Find the lines holding the word "frac" and collect them.

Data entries
══════════════════════════════

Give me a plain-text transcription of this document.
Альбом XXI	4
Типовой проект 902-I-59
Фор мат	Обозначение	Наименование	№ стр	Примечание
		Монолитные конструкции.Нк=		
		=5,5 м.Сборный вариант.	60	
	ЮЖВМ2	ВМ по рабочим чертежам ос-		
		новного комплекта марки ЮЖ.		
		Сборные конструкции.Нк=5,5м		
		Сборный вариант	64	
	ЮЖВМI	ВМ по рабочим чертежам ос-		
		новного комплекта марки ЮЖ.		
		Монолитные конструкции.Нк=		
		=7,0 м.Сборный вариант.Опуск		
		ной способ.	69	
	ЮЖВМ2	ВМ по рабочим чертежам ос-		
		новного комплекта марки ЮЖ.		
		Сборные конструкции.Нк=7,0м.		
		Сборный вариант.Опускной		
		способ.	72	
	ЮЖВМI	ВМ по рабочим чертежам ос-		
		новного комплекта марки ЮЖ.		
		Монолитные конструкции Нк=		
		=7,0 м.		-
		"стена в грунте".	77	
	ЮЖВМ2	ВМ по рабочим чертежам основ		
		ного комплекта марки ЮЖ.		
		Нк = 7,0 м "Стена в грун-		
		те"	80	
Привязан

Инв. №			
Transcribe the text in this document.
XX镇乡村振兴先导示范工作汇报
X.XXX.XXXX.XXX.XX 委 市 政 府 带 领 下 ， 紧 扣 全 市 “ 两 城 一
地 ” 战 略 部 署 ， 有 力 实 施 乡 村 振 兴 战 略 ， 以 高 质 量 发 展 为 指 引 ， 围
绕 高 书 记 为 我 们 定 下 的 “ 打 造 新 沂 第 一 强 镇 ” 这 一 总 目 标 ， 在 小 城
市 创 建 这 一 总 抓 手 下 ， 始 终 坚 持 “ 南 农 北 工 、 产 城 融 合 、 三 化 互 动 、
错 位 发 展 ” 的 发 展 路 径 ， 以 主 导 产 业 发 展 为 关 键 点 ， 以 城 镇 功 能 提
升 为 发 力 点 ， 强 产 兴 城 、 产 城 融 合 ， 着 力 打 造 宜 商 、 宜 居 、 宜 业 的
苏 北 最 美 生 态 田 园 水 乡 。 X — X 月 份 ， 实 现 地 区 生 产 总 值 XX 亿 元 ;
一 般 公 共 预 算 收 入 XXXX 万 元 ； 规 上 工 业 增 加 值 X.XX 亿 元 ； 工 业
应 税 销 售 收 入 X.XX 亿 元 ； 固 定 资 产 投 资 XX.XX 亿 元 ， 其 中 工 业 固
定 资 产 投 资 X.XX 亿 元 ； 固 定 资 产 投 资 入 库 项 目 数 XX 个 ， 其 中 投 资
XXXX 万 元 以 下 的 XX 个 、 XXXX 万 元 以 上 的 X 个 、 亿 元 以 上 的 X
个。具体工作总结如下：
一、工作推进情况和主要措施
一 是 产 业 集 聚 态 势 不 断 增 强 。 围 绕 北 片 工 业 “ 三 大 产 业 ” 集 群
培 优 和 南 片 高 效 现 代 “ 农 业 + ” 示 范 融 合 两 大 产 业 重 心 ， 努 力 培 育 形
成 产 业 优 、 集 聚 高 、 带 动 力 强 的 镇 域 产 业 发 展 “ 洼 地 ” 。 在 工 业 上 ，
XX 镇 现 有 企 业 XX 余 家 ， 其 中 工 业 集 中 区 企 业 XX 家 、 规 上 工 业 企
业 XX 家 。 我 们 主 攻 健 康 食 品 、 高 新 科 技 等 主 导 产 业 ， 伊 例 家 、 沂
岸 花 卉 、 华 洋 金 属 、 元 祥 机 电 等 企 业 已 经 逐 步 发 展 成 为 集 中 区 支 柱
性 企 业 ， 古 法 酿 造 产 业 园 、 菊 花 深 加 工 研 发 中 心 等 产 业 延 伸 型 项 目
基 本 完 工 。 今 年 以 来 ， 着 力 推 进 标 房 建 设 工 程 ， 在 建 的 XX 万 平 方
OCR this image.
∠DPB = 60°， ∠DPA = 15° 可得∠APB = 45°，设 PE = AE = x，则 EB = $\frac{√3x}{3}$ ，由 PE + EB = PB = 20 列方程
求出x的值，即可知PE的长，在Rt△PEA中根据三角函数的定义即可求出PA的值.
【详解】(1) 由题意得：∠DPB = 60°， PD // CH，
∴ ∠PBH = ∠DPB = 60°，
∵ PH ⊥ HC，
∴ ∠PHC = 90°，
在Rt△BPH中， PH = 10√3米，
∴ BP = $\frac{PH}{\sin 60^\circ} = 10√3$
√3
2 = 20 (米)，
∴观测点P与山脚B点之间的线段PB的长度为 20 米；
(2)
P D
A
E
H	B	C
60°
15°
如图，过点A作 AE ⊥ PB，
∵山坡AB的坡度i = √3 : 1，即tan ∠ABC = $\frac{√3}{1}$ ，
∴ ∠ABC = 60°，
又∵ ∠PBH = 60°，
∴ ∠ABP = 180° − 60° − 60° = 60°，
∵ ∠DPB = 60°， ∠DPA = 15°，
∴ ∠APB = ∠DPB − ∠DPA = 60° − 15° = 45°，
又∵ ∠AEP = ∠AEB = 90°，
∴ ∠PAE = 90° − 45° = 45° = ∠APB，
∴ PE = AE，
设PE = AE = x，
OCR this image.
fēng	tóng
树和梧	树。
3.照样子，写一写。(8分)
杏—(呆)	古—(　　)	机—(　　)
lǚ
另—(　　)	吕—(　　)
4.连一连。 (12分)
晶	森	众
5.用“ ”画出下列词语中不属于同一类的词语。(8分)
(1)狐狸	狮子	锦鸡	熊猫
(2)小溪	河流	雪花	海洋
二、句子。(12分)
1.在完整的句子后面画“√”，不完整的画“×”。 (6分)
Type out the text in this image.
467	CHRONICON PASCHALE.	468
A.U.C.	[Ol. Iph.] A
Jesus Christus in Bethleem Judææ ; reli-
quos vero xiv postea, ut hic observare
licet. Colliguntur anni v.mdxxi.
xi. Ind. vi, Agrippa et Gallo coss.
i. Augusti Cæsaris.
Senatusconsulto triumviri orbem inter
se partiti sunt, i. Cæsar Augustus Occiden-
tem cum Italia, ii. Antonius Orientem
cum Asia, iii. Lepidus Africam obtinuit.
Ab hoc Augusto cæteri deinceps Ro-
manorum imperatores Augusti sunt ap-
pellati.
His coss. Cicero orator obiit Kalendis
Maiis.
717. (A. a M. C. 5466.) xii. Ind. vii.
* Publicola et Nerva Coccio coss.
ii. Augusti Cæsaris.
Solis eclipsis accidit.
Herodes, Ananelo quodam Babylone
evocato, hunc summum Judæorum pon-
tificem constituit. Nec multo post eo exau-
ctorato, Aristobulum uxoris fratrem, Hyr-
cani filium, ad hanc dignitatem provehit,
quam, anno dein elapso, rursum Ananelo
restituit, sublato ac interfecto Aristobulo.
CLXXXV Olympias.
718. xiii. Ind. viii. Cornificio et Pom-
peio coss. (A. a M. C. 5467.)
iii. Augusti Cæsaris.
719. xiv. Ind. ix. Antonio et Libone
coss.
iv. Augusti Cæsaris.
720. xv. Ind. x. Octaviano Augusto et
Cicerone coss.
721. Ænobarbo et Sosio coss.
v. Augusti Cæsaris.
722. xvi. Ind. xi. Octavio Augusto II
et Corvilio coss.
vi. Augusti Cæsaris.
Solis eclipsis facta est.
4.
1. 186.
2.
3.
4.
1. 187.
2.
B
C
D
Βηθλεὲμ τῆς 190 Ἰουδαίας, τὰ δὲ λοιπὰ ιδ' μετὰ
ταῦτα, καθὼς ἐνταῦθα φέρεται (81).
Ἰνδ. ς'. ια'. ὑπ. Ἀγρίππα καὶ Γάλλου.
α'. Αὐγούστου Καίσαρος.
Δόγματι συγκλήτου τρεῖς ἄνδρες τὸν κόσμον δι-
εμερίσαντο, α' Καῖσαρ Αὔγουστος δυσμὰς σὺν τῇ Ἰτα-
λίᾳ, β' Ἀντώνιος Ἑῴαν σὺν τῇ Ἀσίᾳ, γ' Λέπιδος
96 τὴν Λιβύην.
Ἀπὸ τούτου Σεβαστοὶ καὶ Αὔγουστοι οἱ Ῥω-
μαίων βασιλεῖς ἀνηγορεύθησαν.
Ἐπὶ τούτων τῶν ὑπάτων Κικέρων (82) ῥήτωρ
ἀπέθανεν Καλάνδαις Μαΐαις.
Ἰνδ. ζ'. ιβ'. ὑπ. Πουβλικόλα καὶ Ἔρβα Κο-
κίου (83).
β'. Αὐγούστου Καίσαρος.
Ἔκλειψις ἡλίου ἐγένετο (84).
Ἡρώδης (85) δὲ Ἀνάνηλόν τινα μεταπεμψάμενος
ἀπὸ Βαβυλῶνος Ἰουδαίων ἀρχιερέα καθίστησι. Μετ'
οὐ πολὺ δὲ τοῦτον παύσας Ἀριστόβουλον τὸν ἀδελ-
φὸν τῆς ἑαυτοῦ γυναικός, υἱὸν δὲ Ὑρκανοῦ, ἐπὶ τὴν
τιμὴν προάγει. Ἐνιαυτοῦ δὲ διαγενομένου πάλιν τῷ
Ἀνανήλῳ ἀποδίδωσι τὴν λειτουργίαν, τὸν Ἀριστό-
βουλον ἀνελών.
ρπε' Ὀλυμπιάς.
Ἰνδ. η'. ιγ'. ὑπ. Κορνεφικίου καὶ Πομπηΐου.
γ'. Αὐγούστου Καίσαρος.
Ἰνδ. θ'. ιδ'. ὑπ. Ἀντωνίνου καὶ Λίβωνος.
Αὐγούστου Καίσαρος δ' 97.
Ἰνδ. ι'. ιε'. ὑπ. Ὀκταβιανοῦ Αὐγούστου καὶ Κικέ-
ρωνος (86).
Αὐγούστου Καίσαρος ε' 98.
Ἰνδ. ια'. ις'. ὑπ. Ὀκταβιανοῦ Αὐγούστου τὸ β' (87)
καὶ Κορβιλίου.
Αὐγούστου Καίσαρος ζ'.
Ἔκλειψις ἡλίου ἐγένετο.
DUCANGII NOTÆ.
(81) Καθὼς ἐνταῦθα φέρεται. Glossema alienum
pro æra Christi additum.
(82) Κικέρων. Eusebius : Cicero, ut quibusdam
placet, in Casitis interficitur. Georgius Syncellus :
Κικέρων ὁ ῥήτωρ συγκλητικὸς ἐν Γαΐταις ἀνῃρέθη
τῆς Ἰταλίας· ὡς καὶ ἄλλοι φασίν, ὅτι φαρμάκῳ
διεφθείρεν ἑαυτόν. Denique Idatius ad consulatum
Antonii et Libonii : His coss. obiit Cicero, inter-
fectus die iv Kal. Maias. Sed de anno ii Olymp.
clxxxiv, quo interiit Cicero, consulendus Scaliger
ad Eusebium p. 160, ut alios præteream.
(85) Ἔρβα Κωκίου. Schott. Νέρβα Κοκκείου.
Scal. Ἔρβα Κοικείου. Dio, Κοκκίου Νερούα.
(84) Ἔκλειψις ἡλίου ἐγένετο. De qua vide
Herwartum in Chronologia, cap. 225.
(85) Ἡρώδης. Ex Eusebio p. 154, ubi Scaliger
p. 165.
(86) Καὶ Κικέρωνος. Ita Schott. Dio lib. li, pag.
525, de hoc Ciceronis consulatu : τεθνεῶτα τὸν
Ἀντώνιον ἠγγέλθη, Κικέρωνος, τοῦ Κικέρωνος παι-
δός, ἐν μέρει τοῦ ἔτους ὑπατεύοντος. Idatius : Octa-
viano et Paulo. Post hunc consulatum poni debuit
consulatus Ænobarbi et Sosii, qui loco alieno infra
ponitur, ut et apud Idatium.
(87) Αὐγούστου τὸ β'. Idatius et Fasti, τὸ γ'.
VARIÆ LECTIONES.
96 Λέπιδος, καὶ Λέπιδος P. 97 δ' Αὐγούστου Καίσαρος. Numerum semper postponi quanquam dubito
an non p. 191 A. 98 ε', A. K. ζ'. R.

══════════════════════════════

» CORRECT RESULT:
∠DPB = 60°， ∠DPA = 15° 可得∠APB = 45°，设 PE = AE = x，则 EB = $\frac{√3x}{3}$ ，由 PE + EB = PB = 20 列方程
∴ BP = $\frac{PH}{\sin 60^\circ} = 10√3$
∵山坡AB的坡度i = √3 : 1，即tan ∠ABC = $\frac{√3}{1}$ ，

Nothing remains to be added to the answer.